┌─ Provided information

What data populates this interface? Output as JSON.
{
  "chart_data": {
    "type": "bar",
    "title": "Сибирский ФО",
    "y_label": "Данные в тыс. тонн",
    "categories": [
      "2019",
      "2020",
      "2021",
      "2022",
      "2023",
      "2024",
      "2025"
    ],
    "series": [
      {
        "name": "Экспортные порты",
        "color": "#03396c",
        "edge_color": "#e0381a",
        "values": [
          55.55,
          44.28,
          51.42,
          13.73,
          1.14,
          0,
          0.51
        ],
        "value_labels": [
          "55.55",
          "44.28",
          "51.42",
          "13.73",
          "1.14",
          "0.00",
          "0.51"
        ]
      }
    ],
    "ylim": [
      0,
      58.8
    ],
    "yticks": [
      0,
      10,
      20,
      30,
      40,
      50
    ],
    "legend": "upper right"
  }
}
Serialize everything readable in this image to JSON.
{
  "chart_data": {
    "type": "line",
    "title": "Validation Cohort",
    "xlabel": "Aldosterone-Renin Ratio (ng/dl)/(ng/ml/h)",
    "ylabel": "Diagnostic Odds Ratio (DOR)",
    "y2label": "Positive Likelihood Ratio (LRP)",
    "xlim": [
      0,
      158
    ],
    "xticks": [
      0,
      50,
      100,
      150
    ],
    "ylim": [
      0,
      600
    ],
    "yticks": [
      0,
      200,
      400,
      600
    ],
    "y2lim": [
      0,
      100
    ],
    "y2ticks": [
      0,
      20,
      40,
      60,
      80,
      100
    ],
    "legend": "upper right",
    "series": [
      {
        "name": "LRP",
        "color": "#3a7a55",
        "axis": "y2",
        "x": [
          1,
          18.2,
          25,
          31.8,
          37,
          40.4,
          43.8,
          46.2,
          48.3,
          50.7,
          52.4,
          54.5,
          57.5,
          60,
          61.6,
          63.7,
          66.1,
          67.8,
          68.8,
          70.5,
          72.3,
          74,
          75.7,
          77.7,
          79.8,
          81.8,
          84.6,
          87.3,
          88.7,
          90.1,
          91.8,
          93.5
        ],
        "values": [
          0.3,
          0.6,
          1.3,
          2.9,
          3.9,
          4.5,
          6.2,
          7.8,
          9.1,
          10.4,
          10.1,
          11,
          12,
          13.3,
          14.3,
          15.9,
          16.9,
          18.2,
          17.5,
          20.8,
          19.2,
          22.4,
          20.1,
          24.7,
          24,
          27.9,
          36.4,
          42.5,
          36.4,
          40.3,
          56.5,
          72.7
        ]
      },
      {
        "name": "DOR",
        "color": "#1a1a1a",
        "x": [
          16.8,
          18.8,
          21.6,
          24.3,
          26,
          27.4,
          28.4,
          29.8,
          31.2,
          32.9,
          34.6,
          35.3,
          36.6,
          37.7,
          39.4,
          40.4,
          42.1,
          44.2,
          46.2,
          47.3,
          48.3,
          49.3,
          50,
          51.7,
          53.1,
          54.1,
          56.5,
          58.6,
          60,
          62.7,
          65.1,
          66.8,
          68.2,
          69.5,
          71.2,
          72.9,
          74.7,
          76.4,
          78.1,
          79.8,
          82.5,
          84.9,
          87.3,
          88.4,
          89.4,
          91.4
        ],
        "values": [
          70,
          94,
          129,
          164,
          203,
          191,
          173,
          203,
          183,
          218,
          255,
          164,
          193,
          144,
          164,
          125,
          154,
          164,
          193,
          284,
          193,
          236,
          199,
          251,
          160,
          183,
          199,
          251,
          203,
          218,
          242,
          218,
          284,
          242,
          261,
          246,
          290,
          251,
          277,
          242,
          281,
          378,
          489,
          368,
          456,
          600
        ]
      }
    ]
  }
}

└─

* **What this task involves**:
Nothing may be left out: return each entry exactly as it reads.

* **Full solution**:
What data populates this interface? Output as JSON.
{
  "chart_data": {
    "type": "bar",
    "title": "Сибирский ФО",
    "y_label": "Данные в тыс. тонн",
    "categories": [
      "2019",
      "2020",
      "2021",
      "2022",
      "2023",
      "2024",
      "2025"
    ],
    "series": [
      {
        "name": "Экспортные порты",
        "color": "#03396c",
        "edge_color": "#e0381a",
        "values": [
          55.55,
          44.28,
          51.42,
          13.73,
          1.14,
          0,
          0.51
        ],
        "value_labels": [
          "55.55",
          "44.28",
          "51.42",
          "13.73",
          "1.14",
          "0.00",
          "0.51"
        ]
      }
    ],
    "ylim": [
      0,
      58.8
    ],
    "yticks": [
      0,
      10,
      20,
      30,
      40,
      50
    ],
    "legend": "upper right"
  }
}
Serialize everything readable in this image to JSON.
{
  "chart_data": {
    "type": "line",
    "title": "Validation Cohort",
    "xlabel": "Aldosterone-Renin Ratio (ng/dl)/(ng/ml/h)",
    "ylabel": "Diagnostic Odds Ratio (DOR)",
    "y2label": "Positive Likelihood Ratio (LRP)",
    "xlim": [
      0,
      158
    ],
    "xticks": [
      0,
      50,
      100,
      150
    ],
    "ylim": [
      0,
      600
    ],
    "yticks": [
      0,
      200,
      400,
      600
    ],
    "y2lim": [
      0,
      100
    ],
    "y2ticks": [
      0,
      20,
      40,
      60,
      80,
      100
    ],
    "legend": "upper right",
    "series": [
      {
        "name": "LRP",
        "color": "#3a7a55",
        "axis": "y2",
        "x": [
          1,
          18.2,
          25,
          31.8,
          37,
          40.4,
          43.8,
          46.2,
          48.3,
          50.7,
          52.4,
          54.5,
          57.5,
          60,
          61.6,
          63.7,
          66.1,
          67.8,
          68.8,
          70.5,
          72.3,
          74,
          75.7,
          77.7,
          79.8,
          81.8,
          84.6,
          87.3,
          88.7,
          90.1,
          91.8,
          93.5
        ],
        "values": [
          0.3,
          0.6,
          1.3,
          2.9,
          3.9,
          4.5,
          6.2,
          7.8,
          9.1,
          10.4,
          10.1,
          11,
          12,
          13.3,
          14.3,
          15.9,
          16.9,
          18.2,
          17.5,
          20.8,
          19.2,
          22.4,
          20.1,
          24.7,
          24,
          27.9,
          36.4,
          42.5,
          36.4,
          40.3,
          56.5,
          72.7
        ]
      },
      {
        "name": "DOR",
        "color": "#1a1a1a",
        "x": [
          16.8,
          18.8,
          21.6,
          24.3,
          26,
          27.4,
          28.4,
          29.8,
          31.2,
          32.9,
          34.6,
          35.3,
          36.6,
          37.7,
          39.4,
          40.4,
          42.1,
          44.2,
          46.2,
          47.3,
          48.3,
          49.3,
          50,
          51.7,
          53.1,
          54.1,
          56.5,
          58.6,
          60,
          62.7,
          65.1,
          66.8,
          68.2,
          69.5,
          71.2,
          72.9,
          74.7,
          76.4,
          78.1,
          79.8,
          82.5,
          84.9,
          87.3,
          88.4,
          89.4,
          91.4
        ],
        "values": [
          70,
          94,
          129,
          164,
          203,
          191,
          173,
          203,
          183,
          218,
          255,
          164,
          193,
          144,
          164,
          125,
          154,
          164,
          193,
          284,
          193,
          236,
          199,
          251,
          160,
          183,
          199,
          251,
          203,
          218,
          242,
          218,
          284,
          242,
          261,
          246,
          290,
          251,
          277,
          242,
          281,
          378,
          489,
          368,
          456,
          600
        ]
      }
    ]
  }
}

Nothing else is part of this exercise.